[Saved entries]
━━━

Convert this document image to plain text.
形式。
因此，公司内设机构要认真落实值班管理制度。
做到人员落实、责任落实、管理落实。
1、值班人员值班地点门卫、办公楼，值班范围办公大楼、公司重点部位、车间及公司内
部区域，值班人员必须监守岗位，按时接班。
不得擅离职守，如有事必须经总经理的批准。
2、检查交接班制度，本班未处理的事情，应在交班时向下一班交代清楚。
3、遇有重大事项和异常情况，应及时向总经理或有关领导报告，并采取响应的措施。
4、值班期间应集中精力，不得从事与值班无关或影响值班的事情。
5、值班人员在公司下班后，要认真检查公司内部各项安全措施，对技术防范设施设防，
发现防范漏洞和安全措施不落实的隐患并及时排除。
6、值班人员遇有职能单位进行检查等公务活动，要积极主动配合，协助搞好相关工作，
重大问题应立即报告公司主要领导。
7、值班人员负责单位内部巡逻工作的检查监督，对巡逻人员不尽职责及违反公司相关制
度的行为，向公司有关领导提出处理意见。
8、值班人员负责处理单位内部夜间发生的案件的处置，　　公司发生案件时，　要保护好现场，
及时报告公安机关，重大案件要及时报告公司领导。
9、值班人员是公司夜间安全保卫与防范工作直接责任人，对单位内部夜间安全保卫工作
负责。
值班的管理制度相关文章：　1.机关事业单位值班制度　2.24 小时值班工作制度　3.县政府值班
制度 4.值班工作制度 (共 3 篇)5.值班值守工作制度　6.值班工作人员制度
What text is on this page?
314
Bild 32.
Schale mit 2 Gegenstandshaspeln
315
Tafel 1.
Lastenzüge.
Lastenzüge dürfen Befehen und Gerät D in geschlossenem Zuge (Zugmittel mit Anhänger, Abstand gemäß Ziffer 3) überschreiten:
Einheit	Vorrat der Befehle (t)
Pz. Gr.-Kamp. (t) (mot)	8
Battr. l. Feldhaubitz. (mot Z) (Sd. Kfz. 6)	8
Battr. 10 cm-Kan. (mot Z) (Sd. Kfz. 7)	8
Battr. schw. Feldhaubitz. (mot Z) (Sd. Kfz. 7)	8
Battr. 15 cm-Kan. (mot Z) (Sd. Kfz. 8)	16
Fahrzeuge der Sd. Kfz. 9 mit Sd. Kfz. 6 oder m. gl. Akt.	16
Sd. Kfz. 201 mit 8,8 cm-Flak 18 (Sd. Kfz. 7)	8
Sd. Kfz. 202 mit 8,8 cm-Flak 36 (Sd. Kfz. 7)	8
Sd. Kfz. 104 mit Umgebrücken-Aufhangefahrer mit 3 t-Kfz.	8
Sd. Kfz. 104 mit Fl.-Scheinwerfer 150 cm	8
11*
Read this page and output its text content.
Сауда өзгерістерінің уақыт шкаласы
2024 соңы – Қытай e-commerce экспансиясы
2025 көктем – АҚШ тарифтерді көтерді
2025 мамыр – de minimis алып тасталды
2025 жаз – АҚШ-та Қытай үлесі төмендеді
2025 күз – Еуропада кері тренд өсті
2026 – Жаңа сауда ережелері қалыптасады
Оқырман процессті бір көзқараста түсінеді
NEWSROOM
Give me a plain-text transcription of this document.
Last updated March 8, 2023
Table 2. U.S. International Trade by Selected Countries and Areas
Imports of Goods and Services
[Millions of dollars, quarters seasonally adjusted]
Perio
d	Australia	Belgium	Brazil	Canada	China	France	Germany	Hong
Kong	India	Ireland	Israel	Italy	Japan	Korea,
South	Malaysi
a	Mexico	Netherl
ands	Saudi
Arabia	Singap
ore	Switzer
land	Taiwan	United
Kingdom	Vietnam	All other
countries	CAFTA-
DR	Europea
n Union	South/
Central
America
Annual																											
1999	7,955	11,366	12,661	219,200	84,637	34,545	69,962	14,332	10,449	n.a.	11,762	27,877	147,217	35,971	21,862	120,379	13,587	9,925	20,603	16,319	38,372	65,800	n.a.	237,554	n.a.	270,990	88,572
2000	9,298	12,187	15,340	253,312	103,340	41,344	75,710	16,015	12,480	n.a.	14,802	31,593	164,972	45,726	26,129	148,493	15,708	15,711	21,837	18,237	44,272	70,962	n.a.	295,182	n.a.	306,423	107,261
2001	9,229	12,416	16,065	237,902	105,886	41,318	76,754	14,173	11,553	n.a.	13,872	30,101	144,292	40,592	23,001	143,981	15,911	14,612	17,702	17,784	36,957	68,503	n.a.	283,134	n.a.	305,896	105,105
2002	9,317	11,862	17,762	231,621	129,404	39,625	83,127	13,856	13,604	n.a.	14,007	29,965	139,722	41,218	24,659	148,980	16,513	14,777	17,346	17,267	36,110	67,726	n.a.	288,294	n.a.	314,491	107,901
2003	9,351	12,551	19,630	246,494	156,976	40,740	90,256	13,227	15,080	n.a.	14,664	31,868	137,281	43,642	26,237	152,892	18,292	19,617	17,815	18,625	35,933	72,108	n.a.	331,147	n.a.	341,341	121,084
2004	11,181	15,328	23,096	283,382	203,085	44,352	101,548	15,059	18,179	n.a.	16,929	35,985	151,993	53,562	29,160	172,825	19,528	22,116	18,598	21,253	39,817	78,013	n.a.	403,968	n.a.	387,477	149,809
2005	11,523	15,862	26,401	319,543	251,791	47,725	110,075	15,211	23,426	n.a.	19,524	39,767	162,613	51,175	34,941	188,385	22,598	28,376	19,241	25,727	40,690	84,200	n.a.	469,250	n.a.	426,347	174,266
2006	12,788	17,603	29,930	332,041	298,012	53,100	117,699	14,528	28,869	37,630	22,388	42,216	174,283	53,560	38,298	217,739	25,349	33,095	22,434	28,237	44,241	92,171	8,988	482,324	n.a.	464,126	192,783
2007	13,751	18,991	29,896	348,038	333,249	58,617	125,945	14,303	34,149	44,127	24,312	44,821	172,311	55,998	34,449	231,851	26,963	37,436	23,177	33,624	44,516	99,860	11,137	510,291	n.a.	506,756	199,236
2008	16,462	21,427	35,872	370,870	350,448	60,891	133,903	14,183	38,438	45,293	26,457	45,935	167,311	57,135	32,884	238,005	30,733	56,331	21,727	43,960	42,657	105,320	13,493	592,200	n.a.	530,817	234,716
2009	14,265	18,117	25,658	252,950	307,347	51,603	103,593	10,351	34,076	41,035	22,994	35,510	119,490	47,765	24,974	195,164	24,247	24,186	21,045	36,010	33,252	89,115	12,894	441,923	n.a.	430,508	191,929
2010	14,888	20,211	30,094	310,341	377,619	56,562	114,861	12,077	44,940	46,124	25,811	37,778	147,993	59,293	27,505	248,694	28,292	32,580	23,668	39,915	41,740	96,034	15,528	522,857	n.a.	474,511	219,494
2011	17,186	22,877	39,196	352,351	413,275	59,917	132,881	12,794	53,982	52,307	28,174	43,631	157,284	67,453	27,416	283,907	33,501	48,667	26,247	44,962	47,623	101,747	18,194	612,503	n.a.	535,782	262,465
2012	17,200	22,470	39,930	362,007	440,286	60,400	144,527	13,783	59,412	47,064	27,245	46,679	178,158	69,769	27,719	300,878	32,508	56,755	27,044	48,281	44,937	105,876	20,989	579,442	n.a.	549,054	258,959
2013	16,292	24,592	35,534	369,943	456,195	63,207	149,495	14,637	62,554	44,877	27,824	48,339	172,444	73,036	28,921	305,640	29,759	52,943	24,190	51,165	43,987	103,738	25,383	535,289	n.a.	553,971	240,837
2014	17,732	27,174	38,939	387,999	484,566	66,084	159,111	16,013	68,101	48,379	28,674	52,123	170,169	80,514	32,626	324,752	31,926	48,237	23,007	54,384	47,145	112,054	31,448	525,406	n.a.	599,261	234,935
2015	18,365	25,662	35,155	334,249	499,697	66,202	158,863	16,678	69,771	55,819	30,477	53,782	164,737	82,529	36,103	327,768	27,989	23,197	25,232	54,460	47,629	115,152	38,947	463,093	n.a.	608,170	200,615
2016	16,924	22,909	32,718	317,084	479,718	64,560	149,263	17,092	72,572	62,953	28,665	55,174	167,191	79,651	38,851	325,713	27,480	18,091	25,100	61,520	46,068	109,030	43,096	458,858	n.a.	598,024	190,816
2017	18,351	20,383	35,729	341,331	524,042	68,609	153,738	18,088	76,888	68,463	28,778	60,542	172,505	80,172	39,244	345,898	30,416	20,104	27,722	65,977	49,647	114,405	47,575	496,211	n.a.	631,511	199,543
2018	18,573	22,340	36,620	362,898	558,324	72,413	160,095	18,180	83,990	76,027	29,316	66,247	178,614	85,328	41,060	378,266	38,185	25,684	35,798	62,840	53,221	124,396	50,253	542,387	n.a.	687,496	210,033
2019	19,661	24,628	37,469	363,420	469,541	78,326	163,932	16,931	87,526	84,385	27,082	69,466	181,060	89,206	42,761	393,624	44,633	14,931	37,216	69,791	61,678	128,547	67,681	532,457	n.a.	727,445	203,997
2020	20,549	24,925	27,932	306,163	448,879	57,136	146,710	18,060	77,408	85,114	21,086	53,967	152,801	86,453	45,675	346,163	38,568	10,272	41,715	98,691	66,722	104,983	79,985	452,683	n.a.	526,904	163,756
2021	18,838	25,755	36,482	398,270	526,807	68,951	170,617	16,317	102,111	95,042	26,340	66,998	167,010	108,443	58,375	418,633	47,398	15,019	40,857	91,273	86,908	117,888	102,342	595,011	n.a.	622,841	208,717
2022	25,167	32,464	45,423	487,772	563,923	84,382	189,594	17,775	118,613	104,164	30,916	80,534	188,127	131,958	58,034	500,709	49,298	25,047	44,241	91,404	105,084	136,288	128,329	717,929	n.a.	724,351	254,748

━━━

Exercise requirements
Report back each line of the entries that holds the string "Lastenzüge".

Written response
Lastenzüge.
Lastenzüge dürfen Befehen und Gerät D in geschlossenem Zuge (Zugmittel mit Anhänger, Abstand gemäß Ziffer 3) überschreiten:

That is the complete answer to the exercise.